*** Dataset extract ***
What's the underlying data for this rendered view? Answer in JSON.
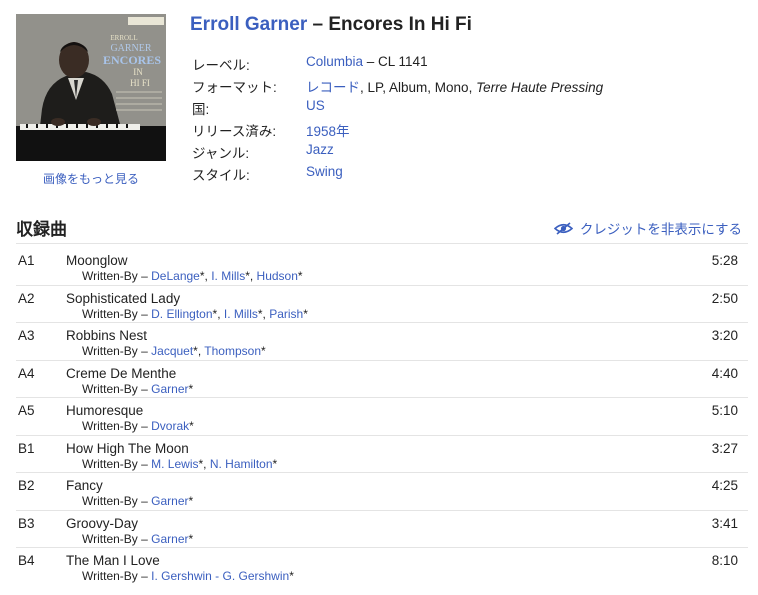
{
  "release": {
    "artist": "Erroll Garner",
    "separator": " – ",
    "album": "Encores In Hi Fi"
  },
  "cover": {
    "more_images": "画像をもっと見る",
    "text_lines": [
      "ERROLL",
      "GARNER",
      "ENCORES",
      "IN",
      "HI FI"
    ]
  },
  "info": {
    "label": {
      "label": "レーベル:",
      "link": "Columbia",
      "rest": " – CL 1141"
    },
    "format": {
      "label": "フォーマット:",
      "link": "レコード",
      "rest": ", LP, Album, Mono, ",
      "italic": "Terre Haute Pressing"
    },
    "country": {
      "label": "国:",
      "link": "US"
    },
    "released": {
      "label": "リリース済み:",
      "link": "1958年"
    },
    "genre": {
      "label": "ジャンル:",
      "link": "Jazz"
    },
    "style": {
      "label": "スタイル:",
      "link": "Swing"
    }
  },
  "tracklist": {
    "heading": "収録曲",
    "toggle_credits": "クレジットを非表示にする",
    "credit_prefix": "Written-By – ",
    "tracks": [
      {
        "pos": "A1",
        "title": "Moonglow",
        "writers": [
          "DeLange",
          "I. Mills",
          "Hudson"
        ],
        "duration": "5:28"
      },
      {
        "pos": "A2",
        "title": "Sophisticated Lady",
        "writers": [
          "D. Ellington",
          "I. Mills",
          "Parish"
        ],
        "duration": "2:50"
      },
      {
        "pos": "A3",
        "title": "Robbins Nest",
        "writers": [
          "Jacquet",
          "Thompson"
        ],
        "duration": "3:20"
      },
      {
        "pos": "A4",
        "title": "Creme De Menthe",
        "writers": [
          "Garner"
        ],
        "duration": "4:40"
      },
      {
        "pos": "A5",
        "title": "Humoresque",
        "writers": [
          "Dvorak"
        ],
        "duration": "5:10"
      },
      {
        "pos": "B1",
        "title": "How High The Moon",
        "writers": [
          "M. Lewis",
          "N. Hamilton"
        ],
        "duration": "3:27"
      },
      {
        "pos": "B2",
        "title": "Fancy",
        "writers": [
          "Garner"
        ],
        "duration": "4:25"
      },
      {
        "pos": "B3",
        "title": "Groovy-Day",
        "writers": [
          "Garner"
        ],
        "duration": "3:41"
      },
      {
        "pos": "B4",
        "title": "The Man I Love",
        "writers": [
          "I. Gershwin - G. Gershwin"
        ],
        "duration": "8:10"
      }
    ]
  },
  "colors": {
    "link": "#3b5fbf",
    "text": "#222222",
    "divider": "#e4e4e4"
  }
}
***
#### [Aim of the task]
Set the pictures aside and transcribe the data above exactly.

#### [Final result]
What's the underlying data for this rendered view? Answer in JSON.
{
  "release": {
    "artist": "Erroll Garner",
    "separator": " – ",
    "album": "Encores In Hi Fi"
  },
  "cover": {
    "more_images": "画像をもっと見る",
    "text_lines": [
      "ERROLL",
      "GARNER",
      "ENCORES",
      "IN",
      "HI FI"
    ]
  },
  "info": {
    "label": {
      "label": "レーベル:",
      "link": "Columbia",
      "rest": " – CL 1141"
    },
    "format": {
      "label": "フォーマット:",
      "link": "レコード",
      "rest": ", LP, Album, Mono, ",
      "italic": "Terre Haute Pressing"
    },
    "country": {
      "label": "国:",
      "link": "US"
    },
    "released": {
      "label": "リリース済み:",
      "link": "1958年"
    },
    "genre": {
      "label": "ジャンル:",
      "link": "Jazz"
    },
    "style": {
      "label": "スタイル:",
      "link": "Swing"
    }
  },
  "tracklist": {
    "heading": "収録曲",
    "toggle_credits": "クレジットを非表示にする",
    "credit_prefix": "Written-By – ",
    "tracks": [
      {
        "pos": "A1",
        "title": "Moonglow",
        "writers": [
          "DeLange",
          "I. Mills",
          "Hudson"
        ],
        "duration": "5:28"
      },
      {
        "pos": "A2",
        "title": "Sophisticated Lady",
        "writers": [
          "D. Ellington",
          "I. Mills",
          "Parish"
        ],
        "duration": "2:50"
      },
      {
        "pos": "A3",
        "title": "Robbins Nest",
        "writers": [
          "Jacquet",
          "Thompson"
        ],
        "duration": "3:20"
      },
      {
        "pos": "A4",
        "title": "Creme De Menthe",
        "writers": [
          "Garner"
        ],
        "duration": "4:40"
      },
      {
        "pos": "A5",
        "title": "Humoresque",
        "writers": [
          "Dvorak"
        ],
        "duration": "5:10"
      },
      {
        "pos": "B1",
        "title": "How High The Moon",
        "writers": [
          "M. Lewis",
          "N. Hamilton"
        ],
        "duration": "3:27"
      },
      {
        "pos": "B2",
        "title": "Fancy",
        "writers": [
          "Garner"
        ],
        "duration": "4:25"
      },
      {
        "pos": "B3",
        "title": "Groovy-Day",
        "writers": [
          "Garner"
        ],
        "duration": "3:41"
      },
      {
        "pos": "B4",
        "title": "The Man I Love",
        "writers": [
          "I. Gershwin - G. Gershwin"
        ],
        "duration": "8:10"
      }
    ]
  },
  "colors": {
    "link": "#3b5fbf",
    "text": "#222222",
    "divider": "#e4e4e4"
  }
}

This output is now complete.